>> begin

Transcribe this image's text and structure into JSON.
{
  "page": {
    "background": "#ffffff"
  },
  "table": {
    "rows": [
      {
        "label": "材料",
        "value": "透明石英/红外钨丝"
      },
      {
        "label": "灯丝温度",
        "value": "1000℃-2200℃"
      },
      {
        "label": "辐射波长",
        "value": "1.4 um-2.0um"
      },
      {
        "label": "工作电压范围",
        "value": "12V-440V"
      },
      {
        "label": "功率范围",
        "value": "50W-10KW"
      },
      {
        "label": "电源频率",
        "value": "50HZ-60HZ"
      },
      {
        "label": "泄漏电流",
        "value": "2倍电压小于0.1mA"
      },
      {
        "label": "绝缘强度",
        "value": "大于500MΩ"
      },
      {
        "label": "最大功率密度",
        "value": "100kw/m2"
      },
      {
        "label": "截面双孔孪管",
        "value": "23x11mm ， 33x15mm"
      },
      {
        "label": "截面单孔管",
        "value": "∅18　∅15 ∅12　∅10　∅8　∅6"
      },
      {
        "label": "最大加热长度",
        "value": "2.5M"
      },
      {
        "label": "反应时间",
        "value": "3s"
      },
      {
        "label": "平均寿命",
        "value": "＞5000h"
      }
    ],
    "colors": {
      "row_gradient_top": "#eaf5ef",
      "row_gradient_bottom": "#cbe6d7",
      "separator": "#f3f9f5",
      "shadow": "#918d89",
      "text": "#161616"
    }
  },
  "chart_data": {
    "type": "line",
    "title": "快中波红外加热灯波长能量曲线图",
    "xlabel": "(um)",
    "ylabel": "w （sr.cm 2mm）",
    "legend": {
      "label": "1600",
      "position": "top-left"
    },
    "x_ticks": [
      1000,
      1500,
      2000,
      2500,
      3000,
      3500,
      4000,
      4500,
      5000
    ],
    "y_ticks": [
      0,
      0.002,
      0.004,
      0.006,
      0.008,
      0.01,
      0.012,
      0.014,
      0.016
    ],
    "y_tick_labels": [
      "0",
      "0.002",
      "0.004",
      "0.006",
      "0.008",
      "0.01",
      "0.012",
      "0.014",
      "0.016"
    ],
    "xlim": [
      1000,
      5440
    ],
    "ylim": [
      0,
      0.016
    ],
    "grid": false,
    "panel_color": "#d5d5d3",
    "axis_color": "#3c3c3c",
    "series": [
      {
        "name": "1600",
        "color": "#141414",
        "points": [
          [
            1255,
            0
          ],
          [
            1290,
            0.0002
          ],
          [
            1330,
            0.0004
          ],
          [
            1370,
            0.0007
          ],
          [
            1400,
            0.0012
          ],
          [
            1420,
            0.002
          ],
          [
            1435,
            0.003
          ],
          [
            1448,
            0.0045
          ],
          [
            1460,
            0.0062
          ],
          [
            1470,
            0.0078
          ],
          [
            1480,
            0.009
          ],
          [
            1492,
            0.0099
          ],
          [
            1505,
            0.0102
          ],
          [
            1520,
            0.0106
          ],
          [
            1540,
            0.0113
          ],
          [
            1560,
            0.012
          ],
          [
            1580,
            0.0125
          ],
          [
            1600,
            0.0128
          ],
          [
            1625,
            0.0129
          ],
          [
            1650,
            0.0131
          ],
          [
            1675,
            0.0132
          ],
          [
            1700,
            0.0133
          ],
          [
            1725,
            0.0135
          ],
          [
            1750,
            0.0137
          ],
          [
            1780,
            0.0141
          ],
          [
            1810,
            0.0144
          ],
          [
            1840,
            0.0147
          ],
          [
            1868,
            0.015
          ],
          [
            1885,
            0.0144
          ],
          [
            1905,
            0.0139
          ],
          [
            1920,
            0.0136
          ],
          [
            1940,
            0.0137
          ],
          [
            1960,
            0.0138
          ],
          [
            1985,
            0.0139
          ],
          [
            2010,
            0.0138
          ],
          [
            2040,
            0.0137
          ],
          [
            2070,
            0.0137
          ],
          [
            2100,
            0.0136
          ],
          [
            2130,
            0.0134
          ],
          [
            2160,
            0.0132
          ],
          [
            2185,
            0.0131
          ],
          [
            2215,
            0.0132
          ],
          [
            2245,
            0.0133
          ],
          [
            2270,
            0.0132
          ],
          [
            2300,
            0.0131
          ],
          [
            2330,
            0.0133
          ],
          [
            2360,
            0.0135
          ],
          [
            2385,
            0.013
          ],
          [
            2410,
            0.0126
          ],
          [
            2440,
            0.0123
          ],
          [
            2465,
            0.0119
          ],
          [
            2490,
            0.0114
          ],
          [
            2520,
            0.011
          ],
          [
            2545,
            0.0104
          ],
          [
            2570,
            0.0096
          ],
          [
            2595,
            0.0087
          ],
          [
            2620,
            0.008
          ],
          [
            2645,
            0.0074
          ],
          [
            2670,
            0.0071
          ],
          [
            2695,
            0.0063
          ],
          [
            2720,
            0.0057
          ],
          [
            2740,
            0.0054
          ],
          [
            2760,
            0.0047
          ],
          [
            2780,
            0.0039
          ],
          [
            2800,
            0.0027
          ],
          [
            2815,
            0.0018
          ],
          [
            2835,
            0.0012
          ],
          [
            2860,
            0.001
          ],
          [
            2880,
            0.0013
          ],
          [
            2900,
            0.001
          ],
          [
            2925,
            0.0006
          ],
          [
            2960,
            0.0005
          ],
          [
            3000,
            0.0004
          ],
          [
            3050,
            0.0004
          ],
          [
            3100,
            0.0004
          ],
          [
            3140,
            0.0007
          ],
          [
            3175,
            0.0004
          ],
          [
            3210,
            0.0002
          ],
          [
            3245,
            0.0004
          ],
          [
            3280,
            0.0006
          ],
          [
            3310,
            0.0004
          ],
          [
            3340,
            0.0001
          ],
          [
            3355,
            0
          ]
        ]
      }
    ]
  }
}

>> end

* _Instructions for the task_: Reproduce the records above exactly.

* _Correct response_:
Transcribe this image's text and structure into JSON.
{
  "page": {
    "background": "#ffffff"
  },
  "table": {
    "rows": [
      {
        "label": "材料",
        "value": "透明石英/红外钨丝"
      },
      {
        "label": "灯丝温度",
        "value": "1000℃-2200℃"
      },
      {
        "label": "辐射波长",
        "value": "1.4 um-2.0um"
      },
      {
        "label": "工作电压范围",
        "value": "12V-440V"
      },
      {
        "label": "功率范围",
        "value": "50W-10KW"
      },
      {
        "label": "电源频率",
        "value": "50HZ-60HZ"
      },
      {
        "label": "泄漏电流",
        "value": "2倍电压小于0.1mA"
      },
      {
        "label": "绝缘强度",
        "value": "大于500MΩ"
      },
      {
        "label": "最大功率密度",
        "value": "100kw/m2"
      },
      {
        "label": "截面双孔孪管",
        "value": "23x11mm ， 33x15mm"
      },
      {
        "label": "截面单孔管",
        "value": "∅18　∅15 ∅12　∅10　∅8　∅6"
      },
      {
        "label": "最大加热长度",
        "value": "2.5M"
      },
      {
        "label": "反应时间",
        "value": "3s"
      },
      {
        "label": "平均寿命",
        "value": "＞5000h"
      }
    ],
    "colors": {
      "row_gradient_top": "#eaf5ef",
      "row_gradient_bottom": "#cbe6d7",
      "separator": "#f3f9f5",
      "shadow": "#918d89",
      "text": "#161616"
    }
  },
  "chart_data": {
    "type": "line",
    "title": "快中波红外加热灯波长能量曲线图",
    "xlabel": "(um)",
    "ylabel": "w （sr.cm 2mm）",
    "legend": {
      "label": "1600",
      "position": "top-left"
    },
    "x_ticks": [
      1000,
      1500,
      2000,
      2500,
      3000,
      3500,
      4000,
      4500,
      5000
    ],
    "y_ticks": [
      0,
      0.002,
      0.004,
      0.006,
      0.008,
      0.01,
      0.012,
      0.014,
      0.016
    ],
    "y_tick_labels": [
      "0",
      "0.002",
      "0.004",
      "0.006",
      "0.008",
      "0.01",
      "0.012",
      "0.014",
      "0.016"
    ],
    "xlim": [
      1000,
      5440
    ],
    "ylim": [
      0,
      0.016
    ],
    "grid": false,
    "panel_color": "#d5d5d3",
    "axis_color": "#3c3c3c",
    "series": [
      {
        "name": "1600",
        "color": "#141414",
        "points": [
          [
            1255,
            0
          ],
          [
            1290,
            0.0002
          ],
          [
            1330,
            0.0004
          ],
          [
            1370,
            0.0007
          ],
          [
            1400,
            0.0012
          ],
          [
            1420,
            0.002
          ],
          [
            1435,
            0.003
          ],
          [
            1448,
            0.0045
          ],
          [
            1460,
            0.0062
          ],
          [
            1470,
            0.0078
          ],
          [
            1480,
            0.009
          ],
          [
            1492,
            0.0099
          ],
          [
            1505,
            0.0102
          ],
          [
            1520,
            0.0106
          ],
          [
            1540,
            0.0113
          ],
          [
            1560,
            0.012
          ],
          [
            1580,
            0.0125
          ],
          [
            1600,
            0.0128
          ],
          [
            1625,
            0.0129
          ],
          [
            1650,
            0.0131
          ],
          [
            1675,
            0.0132
          ],
          [
            1700,
            0.0133
          ],
          [
            1725,
            0.0135
          ],
          [
            1750,
            0.0137
          ],
          [
            1780,
            0.0141
          ],
          [
            1810,
            0.0144
          ],
          [
            1840,
            0.0147
          ],
          [
            1868,
            0.015
          ],
          [
            1885,
            0.0144
          ],
          [
            1905,
            0.0139
          ],
          [
            1920,
            0.0136
          ],
          [
            1940,
            0.0137
          ],
          [
            1960,
            0.0138
          ],
          [
            1985,
            0.0139
          ],
          [
            2010,
            0.0138
          ],
          [
            2040,
            0.0137
          ],
          [
            2070,
            0.0137
          ],
          [
            2100,
            0.0136
          ],
          [
            2130,
            0.0134
          ],
          [
            2160,
            0.0132
          ],
          [
            2185,
            0.0131
          ],
          [
            2215,
            0.0132
          ],
          [
            2245,
            0.0133
          ],
          [
            2270,
            0.0132
          ],
          [
            2300,
            0.0131
          ],
          [
            2330,
            0.0133
          ],
          [
            2360,
            0.0135
          ],
          [
            2385,
            0.013
          ],
          [
            2410,
            0.0126
          ],
          [
            2440,
            0.0123
          ],
          [
            2465,
            0.0119
          ],
          [
            2490,
            0.0114
          ],
          [
            2520,
            0.011
          ],
          [
            2545,
            0.0104
          ],
          [
            2570,
            0.0096
          ],
          [
            2595,
            0.0087
          ],
          [
            2620,
            0.008
          ],
          [
            2645,
            0.0074
          ],
          [
            2670,
            0.0071
          ],
          [
            2695,
            0.0063
          ],
          [
            2720,
            0.0057
          ],
          [
            2740,
            0.0054
          ],
          [
            2760,
            0.0047
          ],
          [
            2780,
            0.0039
          ],
          [
            2800,
            0.0027
          ],
          [
            2815,
            0.0018
          ],
          [
            2835,
            0.0012
          ],
          [
            2860,
            0.001
          ],
          [
            2880,
            0.0013
          ],
          [
            2900,
            0.001
          ],
          [
            2925,
            0.0006
          ],
          [
            2960,
            0.0005
          ],
          [
            3000,
            0.0004
          ],
          [
            3050,
            0.0004
          ],
          [
            3100,
            0.0004
          ],
          [
            3140,
            0.0007
          ],
          [
            3175,
            0.0004
          ],
          [
            3210,
            0.0002
          ],
          [
            3245,
            0.0004
          ],
          [
            3280,
            0.0006
          ],
          [
            3310,
            0.0004
          ],
          [
            3340,
            0.0001
          ],
          [
            3355,
            0
          ]
        ]
      }
    ]
  }
}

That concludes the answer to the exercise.